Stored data
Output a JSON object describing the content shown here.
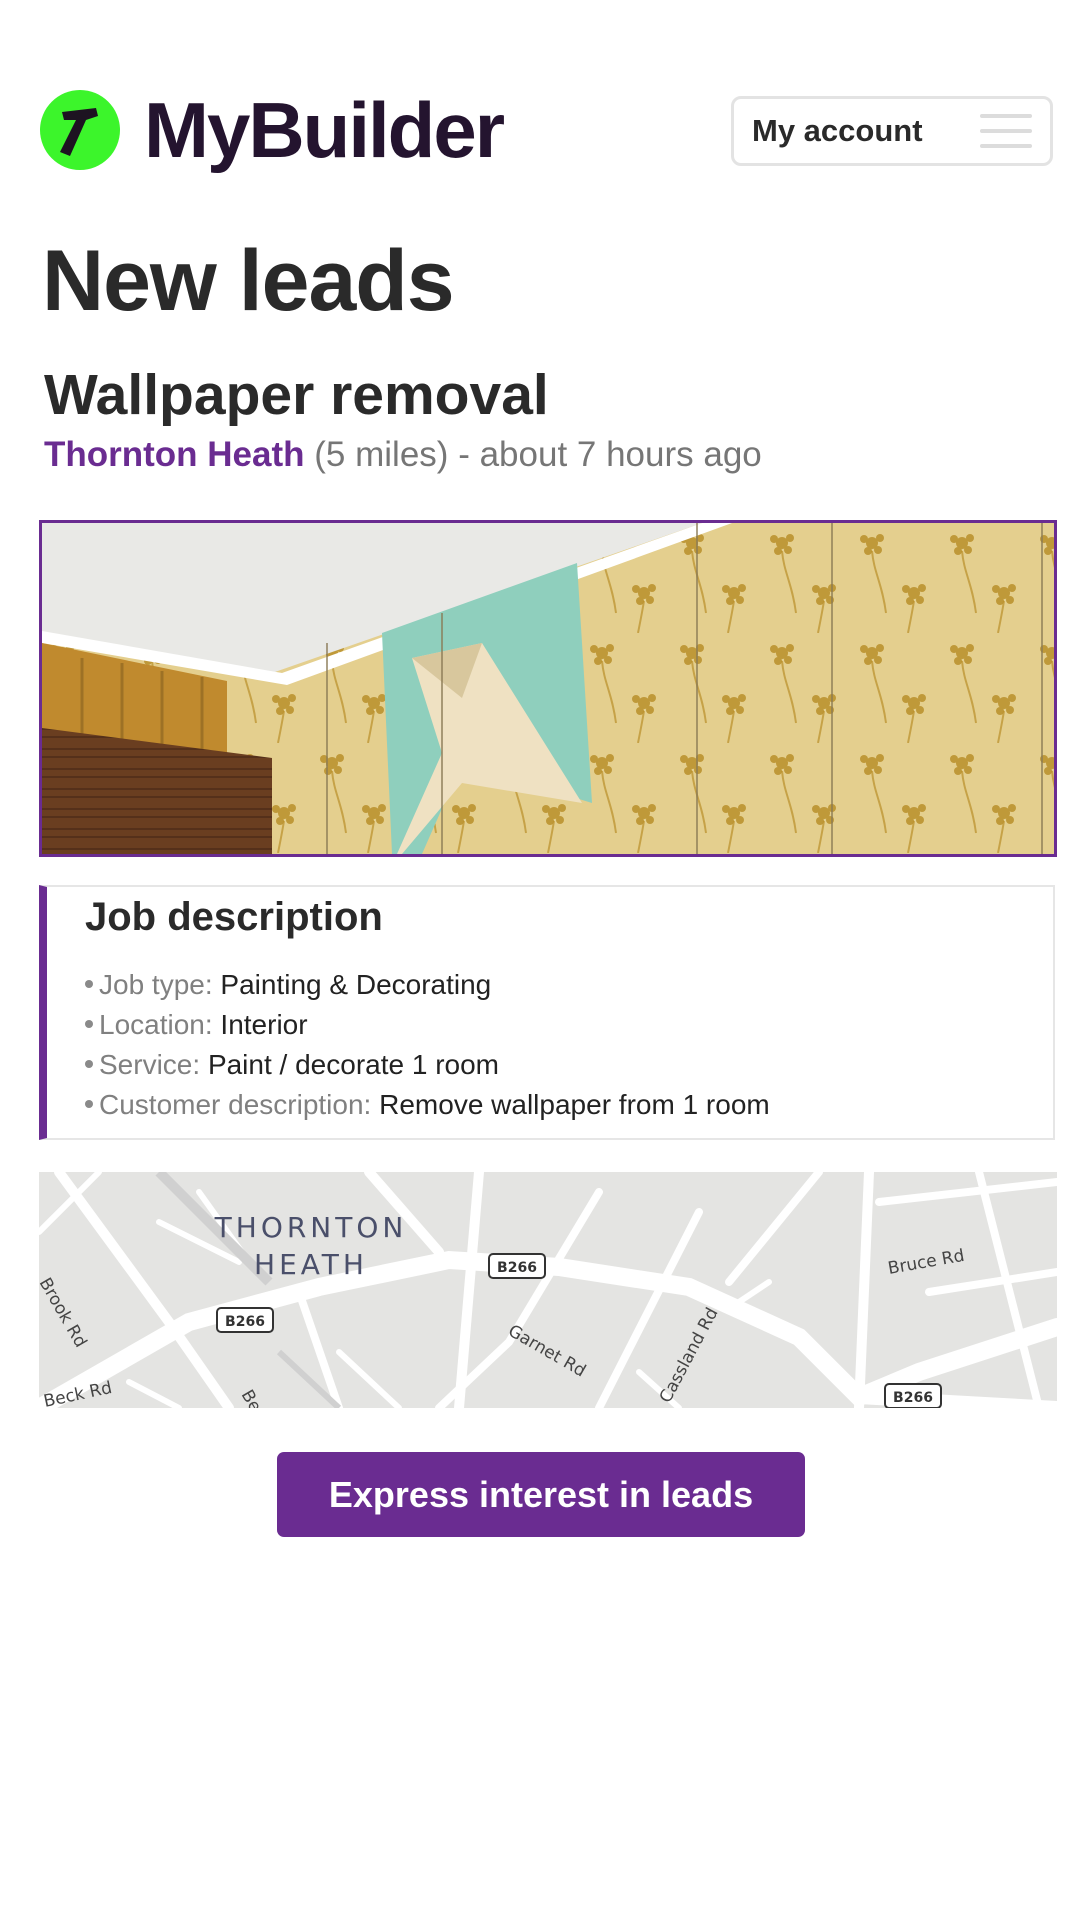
{
  "brand": {
    "name": "MyBuilder",
    "badge_color": "#3cf52b",
    "icon": "hammer-icon"
  },
  "header": {
    "account_label": "My account",
    "menu_icon": "hamburger-menu-icon"
  },
  "page_title": "New leads",
  "lead": {
    "title": "Wallpaper removal",
    "location": "Thornton Heath",
    "distance": "(5 miles)",
    "separator": "-",
    "posted": "about 7 hours ago",
    "photo_description": "Peeling floral wallpaper on a wall below the ceiling",
    "description": {
      "heading": "Job description",
      "items": [
        {
          "key": "Job type:",
          "value": "Painting & Decorating"
        },
        {
          "key": "Location:",
          "value": "Interior"
        },
        {
          "key": "Service:",
          "value": "Paint / decorate 1 room"
        },
        {
          "key": "Customer description:",
          "value": "Remove wallpaper from 1 room"
        }
      ]
    },
    "map": {
      "area_label_1": "THORNTON",
      "area_label_2": "HEATH",
      "road_b266": "B266",
      "streets": [
        "Bruce Rd",
        "Garnet Rd",
        "Cassland Rd",
        "Brook Rd",
        "Beck Rd",
        "Ben"
      ]
    }
  },
  "cta": {
    "label": "Express interest in leads"
  },
  "colors": {
    "accent": "#6a2c91",
    "text": "#2a2a2a",
    "muted": "#767676"
  }
}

- Your instructions
Reproduce the listing word for word and omit its pictures.

- Solution to this exercise
Output a JSON object describing the content shown here.
{
  "brand": {
    "name": "MyBuilder",
    "badge_color": "#3cf52b",
    "icon": "hammer-icon"
  },
  "header": {
    "account_label": "My account",
    "menu_icon": "hamburger-menu-icon"
  },
  "page_title": "New leads",
  "lead": {
    "title": "Wallpaper removal",
    "location": "Thornton Heath",
    "distance": "(5 miles)",
    "separator": "-",
    "posted": "about 7 hours ago",
    "photo_description": "Peeling floral wallpaper on a wall below the ceiling",
    "description": {
      "heading": "Job description",
      "items": [
        {
          "key": "Job type:",
          "value": "Painting & Decorating"
        },
        {
          "key": "Location:",
          "value": "Interior"
        },
        {
          "key": "Service:",
          "value": "Paint / decorate 1 room"
        },
        {
          "key": "Customer description:",
          "value": "Remove wallpaper from 1 room"
        }
      ]
    },
    "map": {
      "area_label_1": "THORNTON",
      "area_label_2": "HEATH",
      "road_b266": "B266",
      "streets": [
        "Bruce Rd",
        "Garnet Rd",
        "Cassland Rd",
        "Brook Rd",
        "Beck Rd",
        "Ben"
      ]
    }
  },
  "cta": {
    "label": "Express interest in leads"
  },
  "colors": {
    "accent": "#6a2c91",
    "text": "#2a2a2a",
    "muted": "#767676"
  }
}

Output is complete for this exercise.